● TASK TO CARRY OUT
Omit the pictures and extract only the lines from the line containing "Give me a plain-text" to the end of the material, each exactly as written.

[Data excerpts]

## BEGIN

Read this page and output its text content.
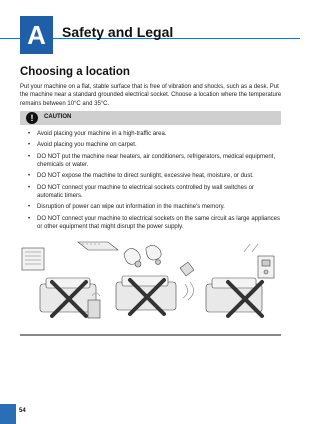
A	Safety and Legal
Choosing a location
Put your machine on a flat, stable surface that is free of vibration and shocks, such as a desk. Put the machine near a standard grounded electrical socket. Choose a location where the temperature remains between 10°C and 35°C.
!	CAUTION
• Avoid placing your machine in a high-traffic area.
• Avoid placing you machine on carpet.
• DO NOT put the machine near heaters, air conditioners, refrigerators, medical equipment, chemicals or water.
• DO NOT expose the machine to direct sunlight, excessive heat, moisture, or dust.
• DO NOT connect your machine to electrical sockets controlled by wall switches or automatic timers.
• Disruption of power can wipe out information in the machine's memory.
• DO NOT connect your machine to electrical sockets on the same circuit as large appliances or other equipment that might disrupt the power supply.
54
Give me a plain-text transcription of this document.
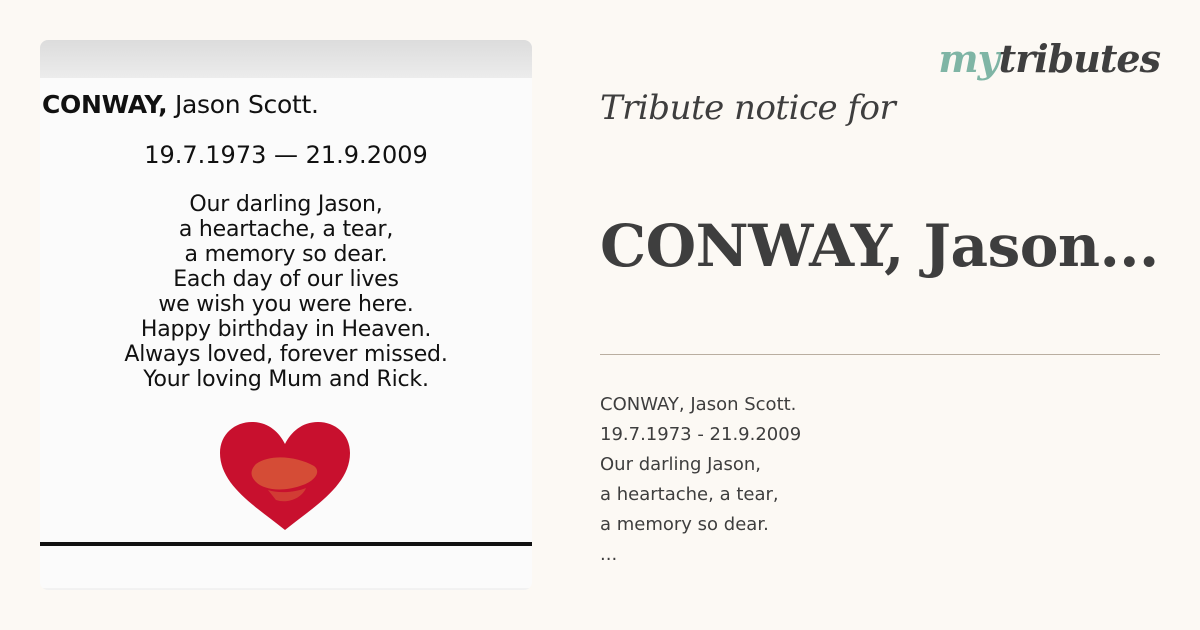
CONWAY, Jason Scott.
19.7.1973 — 21.9.2009
Our darling Jason,
a heartache, a tear,
a memory so dear.
Each day of our lives
we wish you were here.
Happy birthday in Heaven.
Always loved, forever missed.
Your loving Mum and Rick.
mytributes
Tribute notice for
CONWAY, Jason...
CONWAY, Jason Scott.
19.7.1973 - 21.9.2009
Our darling Jason,
a heartache, a tear,
a memory so dear.
...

## END

● SOLUTION
Give me a plain-text transcription of this document.
CONWAY, Jason Scott.
19.7.1973 — 21.9.2009
Our darling Jason,
a heartache, a tear,
a memory so dear.
Each day of our lives
we wish you were here.
Happy birthday in Heaven.
Always loved, forever missed.
Your loving Mum and Rick.
mytributes
Tribute notice for
CONWAY, Jason...
CONWAY, Jason Scott.
19.7.1973 - 21.9.2009
Our darling Jason,
a heartache, a tear,
a memory so dear.
...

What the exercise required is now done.